Start of Input records

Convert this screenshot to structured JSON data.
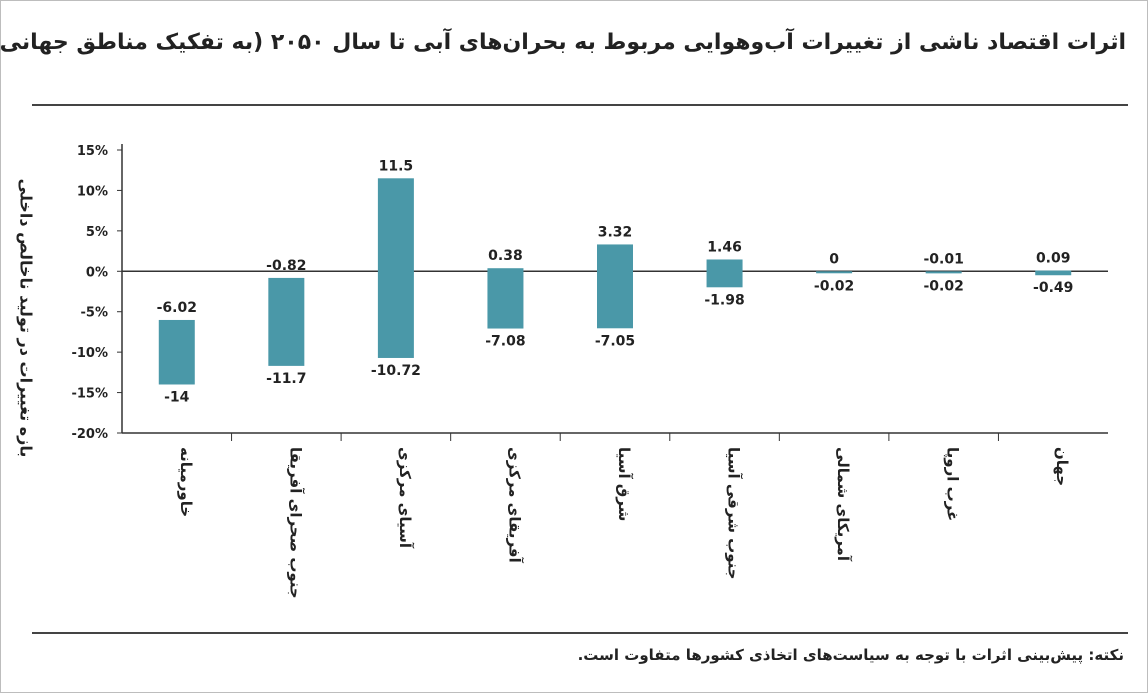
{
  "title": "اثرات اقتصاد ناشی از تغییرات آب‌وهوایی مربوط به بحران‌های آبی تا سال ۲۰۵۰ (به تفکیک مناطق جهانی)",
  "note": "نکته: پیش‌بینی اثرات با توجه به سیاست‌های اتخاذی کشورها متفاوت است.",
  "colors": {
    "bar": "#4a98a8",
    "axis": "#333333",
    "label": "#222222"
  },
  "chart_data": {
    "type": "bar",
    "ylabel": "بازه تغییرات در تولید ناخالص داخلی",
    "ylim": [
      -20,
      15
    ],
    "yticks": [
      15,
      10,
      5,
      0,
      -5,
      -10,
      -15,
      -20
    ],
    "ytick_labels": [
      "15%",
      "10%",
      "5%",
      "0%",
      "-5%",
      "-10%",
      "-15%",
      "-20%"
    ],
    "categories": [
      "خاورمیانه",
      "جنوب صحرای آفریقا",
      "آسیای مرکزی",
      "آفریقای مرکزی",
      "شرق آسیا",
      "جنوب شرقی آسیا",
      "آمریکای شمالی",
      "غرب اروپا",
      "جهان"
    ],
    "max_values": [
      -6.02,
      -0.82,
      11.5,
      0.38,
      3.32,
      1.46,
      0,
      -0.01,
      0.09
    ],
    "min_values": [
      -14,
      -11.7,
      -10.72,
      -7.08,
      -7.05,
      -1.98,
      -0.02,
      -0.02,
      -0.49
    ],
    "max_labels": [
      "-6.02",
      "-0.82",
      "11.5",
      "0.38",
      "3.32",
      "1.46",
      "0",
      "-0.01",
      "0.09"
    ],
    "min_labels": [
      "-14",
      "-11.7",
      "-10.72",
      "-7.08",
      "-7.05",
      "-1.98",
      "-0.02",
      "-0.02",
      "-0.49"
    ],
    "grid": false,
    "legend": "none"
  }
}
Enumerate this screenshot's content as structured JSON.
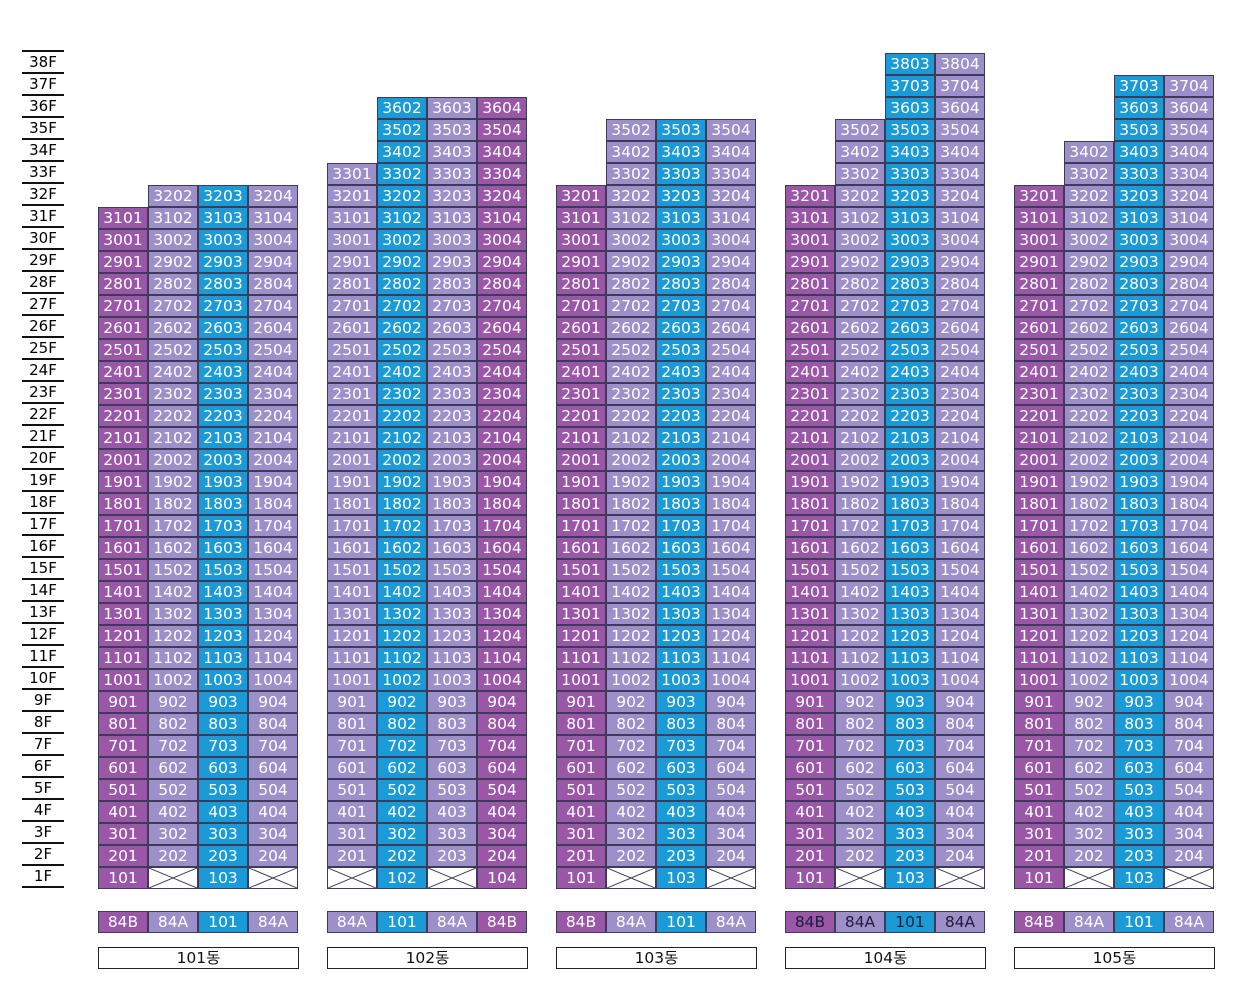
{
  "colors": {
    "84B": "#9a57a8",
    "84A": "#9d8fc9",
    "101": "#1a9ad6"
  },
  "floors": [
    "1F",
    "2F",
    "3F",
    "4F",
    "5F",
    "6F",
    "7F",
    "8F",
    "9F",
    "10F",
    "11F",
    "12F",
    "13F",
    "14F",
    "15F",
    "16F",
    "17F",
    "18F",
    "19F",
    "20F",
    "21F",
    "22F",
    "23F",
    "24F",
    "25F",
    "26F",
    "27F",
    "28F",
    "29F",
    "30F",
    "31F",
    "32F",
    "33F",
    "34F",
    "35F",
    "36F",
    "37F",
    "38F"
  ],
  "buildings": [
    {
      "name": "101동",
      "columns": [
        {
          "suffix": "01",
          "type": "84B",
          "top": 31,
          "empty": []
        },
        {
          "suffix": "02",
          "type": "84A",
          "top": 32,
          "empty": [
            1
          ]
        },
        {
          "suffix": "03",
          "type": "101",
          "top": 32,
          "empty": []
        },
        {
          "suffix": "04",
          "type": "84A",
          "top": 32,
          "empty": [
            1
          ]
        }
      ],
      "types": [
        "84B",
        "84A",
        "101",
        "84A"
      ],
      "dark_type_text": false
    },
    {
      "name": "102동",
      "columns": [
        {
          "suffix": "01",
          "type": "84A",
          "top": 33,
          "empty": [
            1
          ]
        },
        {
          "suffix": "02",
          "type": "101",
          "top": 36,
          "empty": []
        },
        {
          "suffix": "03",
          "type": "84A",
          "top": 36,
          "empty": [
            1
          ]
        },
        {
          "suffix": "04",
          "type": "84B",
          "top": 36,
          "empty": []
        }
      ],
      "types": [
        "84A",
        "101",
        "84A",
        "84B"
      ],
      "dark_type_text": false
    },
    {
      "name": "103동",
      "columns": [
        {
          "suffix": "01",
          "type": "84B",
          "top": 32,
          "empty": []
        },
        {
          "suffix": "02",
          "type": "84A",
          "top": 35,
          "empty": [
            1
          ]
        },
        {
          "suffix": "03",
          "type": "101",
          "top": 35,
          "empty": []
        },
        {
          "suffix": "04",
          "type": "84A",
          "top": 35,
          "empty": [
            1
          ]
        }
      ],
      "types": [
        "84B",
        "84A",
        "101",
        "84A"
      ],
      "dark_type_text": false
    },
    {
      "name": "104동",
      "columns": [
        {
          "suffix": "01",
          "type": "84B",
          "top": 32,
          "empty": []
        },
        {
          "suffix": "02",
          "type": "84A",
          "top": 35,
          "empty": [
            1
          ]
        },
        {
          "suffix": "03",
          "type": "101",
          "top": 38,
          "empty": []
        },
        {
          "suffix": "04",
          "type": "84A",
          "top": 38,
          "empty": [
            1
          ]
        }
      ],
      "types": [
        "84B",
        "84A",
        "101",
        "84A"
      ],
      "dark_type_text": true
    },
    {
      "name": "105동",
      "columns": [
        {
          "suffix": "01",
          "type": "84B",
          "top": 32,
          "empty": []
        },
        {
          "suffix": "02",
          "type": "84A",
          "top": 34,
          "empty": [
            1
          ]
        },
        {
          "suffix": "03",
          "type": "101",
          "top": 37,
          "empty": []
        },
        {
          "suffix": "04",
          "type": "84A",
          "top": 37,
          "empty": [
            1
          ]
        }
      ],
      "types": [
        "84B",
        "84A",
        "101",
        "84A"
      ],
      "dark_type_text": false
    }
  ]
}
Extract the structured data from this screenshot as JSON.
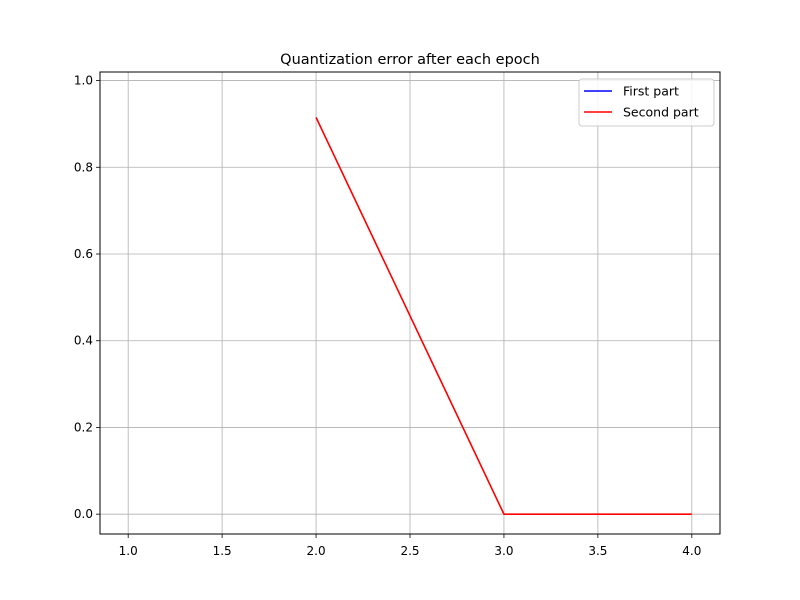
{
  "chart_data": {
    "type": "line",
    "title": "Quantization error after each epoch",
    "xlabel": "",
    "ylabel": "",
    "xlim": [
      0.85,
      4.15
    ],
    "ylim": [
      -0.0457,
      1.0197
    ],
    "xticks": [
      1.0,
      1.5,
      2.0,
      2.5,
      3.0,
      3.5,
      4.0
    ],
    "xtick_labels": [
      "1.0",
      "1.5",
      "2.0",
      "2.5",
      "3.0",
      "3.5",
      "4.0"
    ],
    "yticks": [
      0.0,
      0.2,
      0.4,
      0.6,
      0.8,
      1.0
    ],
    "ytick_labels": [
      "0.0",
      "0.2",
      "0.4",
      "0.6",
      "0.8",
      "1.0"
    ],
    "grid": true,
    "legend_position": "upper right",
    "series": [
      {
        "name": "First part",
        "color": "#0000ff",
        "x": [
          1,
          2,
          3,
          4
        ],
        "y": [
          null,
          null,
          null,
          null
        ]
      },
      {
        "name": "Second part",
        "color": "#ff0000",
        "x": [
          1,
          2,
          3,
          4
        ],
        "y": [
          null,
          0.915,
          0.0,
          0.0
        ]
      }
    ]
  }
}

End of Input records

— Given request —
Quote every line word for word and keep the images out of the copy.

— Solution for this task —
Convert this screenshot to structured JSON data.
{
  "title": "اثرات اقتصاد ناشی از تغییرات آب‌وهوایی مربوط به بحران‌های آبی تا سال ۲۰۵۰ (به تفکیک مناطق جهانی)",
  "note": "نکته: پیش‌بینی اثرات با توجه به سیاست‌های اتخاذی کشورها متفاوت است.",
  "colors": {
    "bar": "#4a98a8",
    "axis": "#333333",
    "label": "#222222"
  },
  "chart_data": {
    "type": "bar",
    "ylabel": "بازه تغییرات در تولید ناخالص داخلی",
    "ylim": [
      -20,
      15
    ],
    "yticks": [
      15,
      10,
      5,
      0,
      -5,
      -10,
      -15,
      -20
    ],
    "ytick_labels": [
      "15%",
      "10%",
      "5%",
      "0%",
      "-5%",
      "-10%",
      "-15%",
      "-20%"
    ],
    "categories": [
      "خاورمیانه",
      "جنوب صحرای آفریقا",
      "آسیای مرکزی",
      "آفریقای مرکزی",
      "شرق آسیا",
      "جنوب شرقی آسیا",
      "آمریکای شمالی",
      "غرب اروپا",
      "جهان"
    ],
    "max_values": [
      -6.02,
      -0.82,
      11.5,
      0.38,
      3.32,
      1.46,
      0,
      -0.01,
      0.09
    ],
    "min_values": [
      -14,
      -11.7,
      -10.72,
      -7.08,
      -7.05,
      -1.98,
      -0.02,
      -0.02,
      -0.49
    ],
    "max_labels": [
      "-6.02",
      "-0.82",
      "11.5",
      "0.38",
      "3.32",
      "1.46",
      "0",
      "-0.01",
      "0.09"
    ],
    "min_labels": [
      "-14",
      "-11.7",
      "-10.72",
      "-7.08",
      "-7.05",
      "-1.98",
      "-0.02",
      "-0.02",
      "-0.49"
    ],
    "grid": false,
    "legend": "none"
  }
}
Enumerate this screenshot's content as structured JSON.
{
  "colors": {
    "84B": "#9a57a8",
    "84A": "#9d8fc9",
    "101": "#1a9ad6"
  },
  "floors": [
    "1F",
    "2F",
    "3F",
    "4F",
    "5F",
    "6F",
    "7F",
    "8F",
    "9F",
    "10F",
    "11F",
    "12F",
    "13F",
    "14F",
    "15F",
    "16F",
    "17F",
    "18F",
    "19F",
    "20F",
    "21F",
    "22F",
    "23F",
    "24F",
    "25F",
    "26F",
    "27F",
    "28F",
    "29F",
    "30F",
    "31F",
    "32F",
    "33F",
    "34F",
    "35F",
    "36F",
    "37F",
    "38F"
  ],
  "buildings": [
    {
      "name": "101동",
      "columns": [
        {
          "suffix": "01",
          "type": "84B",
          "top": 31,
          "empty": []
        },
        {
          "suffix": "02",
          "type": "84A",
          "top": 32,
          "empty": [
            1
          ]
        },
        {
          "suffix": "03",
          "type": "101",
          "top": 32,
          "empty": []
        },
        {
          "suffix": "04",
          "type": "84A",
          "top": 32,
          "empty": [
            1
          ]
        }
      ],
      "types": [
        "84B",
        "84A",
        "101",
        "84A"
      ],
      "dark_type_text": false
    },
    {
      "name": "102동",
      "columns": [
        {
          "suffix": "01",
          "type": "84A",
          "top": 33,
          "empty": [
            1
          ]
        },
        {
          "suffix": "02",
          "type": "101",
          "top": 36,
          "empty": []
        },
        {
          "suffix": "03",
          "type": "84A",
          "top": 36,
          "empty": [
            1
          ]
        },
        {
          "suffix": "04",
          "type": "84B",
          "top": 36,
          "empty": []
        }
      ],
      "types": [
        "84A",
        "101",
        "84A",
        "84B"
      ],
      "dark_type_text": false
    },
    {
      "name": "103동",
      "columns": [
        {
          "suffix": "01",
          "type": "84B",
          "top": 32,
          "empty": []
        },
        {
          "suffix": "02",
          "type": "84A",
          "top": 35,
          "empty": [
            1
          ]
        },
        {
          "suffix": "03",
          "type": "101",
          "top": 35,
          "empty": []
        },
        {
          "suffix": "04",
          "type": "84A",
          "top": 35,
          "empty": [
            1
          ]
        }
      ],
      "types": [
        "84B",
        "84A",
        "101",
        "84A"
      ],
      "dark_type_text": false
    },
    {
      "name": "104동",
      "columns": [
        {
          "suffix": "01",
          "type": "84B",
          "top": 32,
          "empty": []
        },
        {
          "suffix": "02",
          "type": "84A",
          "top": 35,
          "empty": [
            1
          ]
        },
        {
          "suffix": "03",
          "type": "101",
          "top": 38,
          "empty": []
        },
        {
          "suffix": "04",
          "type": "84A",
          "top": 38,
          "empty": [
            1
          ]
        }
      ],
      "types": [
        "84B",
        "84A",
        "101",
        "84A"
      ],
      "dark_type_text": true
    },
    {
      "name": "105동",
      "columns": [
        {
          "suffix": "01",
          "type": "84B",
          "top": 32,
          "empty": []
        },
        {
          "suffix": "02",
          "type": "84A",
          "top": 34,
          "empty": [
            1
          ]
        },
        {
          "suffix": "03",
          "type": "101",
          "top": 37,
          "empty": []
        },
        {
          "suffix": "04",
          "type": "84A",
          "top": 37,
          "empty": [
            1
          ]
        }
      ],
      "types": [
        "84B",
        "84A",
        "101",
        "84A"
      ],
      "dark_type_text": false
    }
  ]
}
Extract the structured data from this screenshot as JSON.
{
  "chart_data": {
    "type": "line",
    "title": "Quantization error after each epoch",
    "xlabel": "",
    "ylabel": "",
    "xlim": [
      0.85,
      4.15
    ],
    "ylim": [
      -0.0457,
      1.0197
    ],
    "xticks": [
      1.0,
      1.5,
      2.0,
      2.5,
      3.0,
      3.5,
      4.0
    ],
    "xtick_labels": [
      "1.0",
      "1.5",
      "2.0",
      "2.5",
      "3.0",
      "3.5",
      "4.0"
    ],
    "yticks": [
      0.0,
      0.2,
      0.4,
      0.6,
      0.8,
      1.0
    ],
    "ytick_labels": [
      "0.0",
      "0.2",
      "0.4",
      "0.6",
      "0.8",
      "1.0"
    ],
    "grid": true,
    "legend_position": "upper right",
    "series": [
      {
        "name": "First part",
        "color": "#0000ff",
        "x": [
          1,
          2,
          3,
          4
        ],
        "y": [
          null,
          null,
          null,
          null
        ]
      },
      {
        "name": "Second part",
        "color": "#ff0000",
        "x": [
          1,
          2,
          3,
          4
        ],
        "y": [
          null,
          0.915,
          0.0,
          0.0
        ]
      }
    ]
  }
}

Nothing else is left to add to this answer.